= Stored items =
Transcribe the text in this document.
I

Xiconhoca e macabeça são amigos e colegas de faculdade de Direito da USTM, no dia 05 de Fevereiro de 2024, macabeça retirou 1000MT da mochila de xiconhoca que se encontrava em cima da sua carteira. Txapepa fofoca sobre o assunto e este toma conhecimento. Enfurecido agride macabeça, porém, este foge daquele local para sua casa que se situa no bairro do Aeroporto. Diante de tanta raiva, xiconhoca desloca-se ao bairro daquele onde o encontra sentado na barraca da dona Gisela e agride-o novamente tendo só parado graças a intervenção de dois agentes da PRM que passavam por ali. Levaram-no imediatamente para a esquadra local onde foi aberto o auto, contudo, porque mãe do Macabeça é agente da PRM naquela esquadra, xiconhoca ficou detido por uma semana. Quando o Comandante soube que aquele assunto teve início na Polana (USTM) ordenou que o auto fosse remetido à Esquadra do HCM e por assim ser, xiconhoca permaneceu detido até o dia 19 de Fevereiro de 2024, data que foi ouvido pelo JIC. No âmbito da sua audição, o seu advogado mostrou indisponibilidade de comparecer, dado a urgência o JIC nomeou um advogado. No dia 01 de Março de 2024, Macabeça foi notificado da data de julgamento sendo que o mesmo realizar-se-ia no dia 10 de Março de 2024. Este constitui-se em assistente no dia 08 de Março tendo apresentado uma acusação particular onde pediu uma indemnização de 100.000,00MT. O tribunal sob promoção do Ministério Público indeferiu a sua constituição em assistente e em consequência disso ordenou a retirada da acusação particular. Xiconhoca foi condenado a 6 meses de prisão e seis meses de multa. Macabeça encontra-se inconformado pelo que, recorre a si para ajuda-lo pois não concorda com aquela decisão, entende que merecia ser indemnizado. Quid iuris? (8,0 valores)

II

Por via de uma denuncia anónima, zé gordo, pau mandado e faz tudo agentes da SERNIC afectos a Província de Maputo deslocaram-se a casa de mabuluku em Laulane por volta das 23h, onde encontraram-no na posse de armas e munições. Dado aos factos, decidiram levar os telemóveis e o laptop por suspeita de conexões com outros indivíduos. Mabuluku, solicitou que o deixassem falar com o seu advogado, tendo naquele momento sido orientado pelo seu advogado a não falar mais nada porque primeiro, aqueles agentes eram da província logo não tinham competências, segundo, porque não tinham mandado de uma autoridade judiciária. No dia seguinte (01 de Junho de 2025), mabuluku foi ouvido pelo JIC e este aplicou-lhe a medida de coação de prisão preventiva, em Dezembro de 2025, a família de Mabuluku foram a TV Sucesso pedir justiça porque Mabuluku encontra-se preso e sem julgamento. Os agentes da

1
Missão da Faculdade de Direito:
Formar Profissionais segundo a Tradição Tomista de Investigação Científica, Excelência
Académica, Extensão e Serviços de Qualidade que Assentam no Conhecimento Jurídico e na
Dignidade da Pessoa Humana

= Required task =
Repeat every record exactly as written, please.

= Task output =
Transcribe the text in this document.
I

Xiconhoca e macabeça são amigos e colegas de faculdade de Direito da USTM, no dia 05 de Fevereiro de 2024, macabeça retirou 1000MT da mochila de xiconhoca que se encontrava em cima da sua carteira. Txapepa fofoca sobre o assunto e este toma conhecimento. Enfurecido agride macabeça, porém, este foge daquele local para sua casa que se situa no bairro do Aeroporto. Diante de tanta raiva, xiconhoca desloca-se ao bairro daquele onde o encontra sentado na barraca da dona Gisela e agride-o novamente tendo só parado graças a intervenção de dois agentes da PRM que passavam por ali. Levaram-no imediatamente para a esquadra local onde foi aberto o auto, contudo, porque mãe do Macabeça é agente da PRM naquela esquadra, xiconhoca ficou detido por uma semana. Quando o Comandante soube que aquele assunto teve início na Polana (USTM) ordenou que o auto fosse remetido à Esquadra do HCM e por assim ser, xiconhoca permaneceu detido até o dia 19 de Fevereiro de 2024, data que foi ouvido pelo JIC. No âmbito da sua audição, o seu advogado mostrou indisponibilidade de comparecer, dado a urgência o JIC nomeou um advogado. No dia 01 de Março de 2024, Macabeça foi notificado da data de julgamento sendo que o mesmo realizar-se-ia no dia 10 de Março de 2024. Este constitui-se em assistente no dia 08 de Março tendo apresentado uma acusação particular onde pediu uma indemnização de 100.000,00MT. O tribunal sob promoção do Ministério Público indeferiu a sua constituição em assistente e em consequência disso ordenou a retirada da acusação particular. Xiconhoca foi condenado a 6 meses de prisão e seis meses de multa. Macabeça encontra-se inconformado pelo que, recorre a si para ajuda-lo pois não concorda com aquela decisão, entende que merecia ser indemnizado. Quid iuris? (8,0 valores)

II

Por via de uma denuncia anónima, zé gordo, pau mandado e faz tudo agentes da SERNIC afectos a Província de Maputo deslocaram-se a casa de mabuluku em Laulane por volta das 23h, onde encontraram-no na posse de armas e munições. Dado aos factos, decidiram levar os telemóveis e o laptop por suspeita de conexões com outros indivíduos. Mabuluku, solicitou que o deixassem falar com o seu advogado, tendo naquele momento sido orientado pelo seu advogado a não falar mais nada porque primeiro, aqueles agentes eram da província logo não tinham competências, segundo, porque não tinham mandado de uma autoridade judiciária. No dia seguinte (01 de Junho de 2025), mabuluku foi ouvido pelo JIC e este aplicou-lhe a medida de coação de prisão preventiva, em Dezembro de 2025, a família de Mabuluku foram a TV Sucesso pedir justiça porque Mabuluku encontra-se preso e sem julgamento. Os agentes da

1
Missão da Faculdade de Direito:
Formar Profissionais segundo a Tradição Tomista de Investigação Científica, Excelência
Académica, Extensão e Serviços de Qualidade que Assentam no Conhecimento Jurídico e na
Dignidade da Pessoa Humana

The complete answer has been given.